───── EXTRACTED DATA

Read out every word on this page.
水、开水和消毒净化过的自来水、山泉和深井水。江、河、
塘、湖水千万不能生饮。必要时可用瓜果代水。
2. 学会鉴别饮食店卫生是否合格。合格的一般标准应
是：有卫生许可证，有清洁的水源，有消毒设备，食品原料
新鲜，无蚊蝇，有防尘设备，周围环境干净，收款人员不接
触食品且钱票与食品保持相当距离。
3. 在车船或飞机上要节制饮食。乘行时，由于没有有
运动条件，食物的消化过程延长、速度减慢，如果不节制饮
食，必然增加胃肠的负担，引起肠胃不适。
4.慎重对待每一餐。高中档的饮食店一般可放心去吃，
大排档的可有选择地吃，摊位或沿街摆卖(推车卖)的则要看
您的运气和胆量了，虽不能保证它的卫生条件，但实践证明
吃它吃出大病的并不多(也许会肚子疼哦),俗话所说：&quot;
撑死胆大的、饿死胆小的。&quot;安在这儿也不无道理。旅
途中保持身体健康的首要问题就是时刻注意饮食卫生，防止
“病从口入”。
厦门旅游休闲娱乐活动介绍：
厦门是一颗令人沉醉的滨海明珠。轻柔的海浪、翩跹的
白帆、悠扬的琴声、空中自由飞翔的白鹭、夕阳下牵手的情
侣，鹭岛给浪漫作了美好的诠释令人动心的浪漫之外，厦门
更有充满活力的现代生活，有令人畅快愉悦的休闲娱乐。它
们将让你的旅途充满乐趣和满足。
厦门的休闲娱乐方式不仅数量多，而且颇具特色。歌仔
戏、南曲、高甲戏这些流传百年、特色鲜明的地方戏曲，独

──────────

▸ **SHORT TASK**:
Copy out the material word for word and line for line.

▸ **COMPLETE OUTPUT**:
Read out every word on this page.
水、开水和消毒净化过的自来水、山泉和深井水。江、河、
塘、湖水千万不能生饮。必要时可用瓜果代水。
2. 学会鉴别饮食店卫生是否合格。合格的一般标准应
是：有卫生许可证，有清洁的水源，有消毒设备，食品原料
新鲜，无蚊蝇，有防尘设备，周围环境干净，收款人员不接
触食品且钱票与食品保持相当距离。
3. 在车船或飞机上要节制饮食。乘行时，由于没有有
运动条件，食物的消化过程延长、速度减慢，如果不节制饮
食，必然增加胃肠的负担，引起肠胃不适。
4.慎重对待每一餐。高中档的饮食店一般可放心去吃，
大排档的可有选择地吃，摊位或沿街摆卖(推车卖)的则要看
您的运气和胆量了，虽不能保证它的卫生条件，但实践证明
吃它吃出大病的并不多(也许会肚子疼哦),俗话所说：&quot;
撑死胆大的、饿死胆小的。&quot;安在这儿也不无道理。旅
途中保持身体健康的首要问题就是时刻注意饮食卫生，防止
“病从口入”。
厦门旅游休闲娱乐活动介绍：
厦门是一颗令人沉醉的滨海明珠。轻柔的海浪、翩跹的
白帆、悠扬的琴声、空中自由飞翔的白鹭、夕阳下牵手的情
侣，鹭岛给浪漫作了美好的诠释令人动心的浪漫之外，厦门
更有充满活力的现代生活，有令人畅快愉悦的休闲娱乐。它
们将让你的旅途充满乐趣和满足。
厦门的休闲娱乐方式不仅数量多，而且颇具特色。歌仔
戏、南曲、高甲戏这些流传百年、特色鲜明的地方戏曲，独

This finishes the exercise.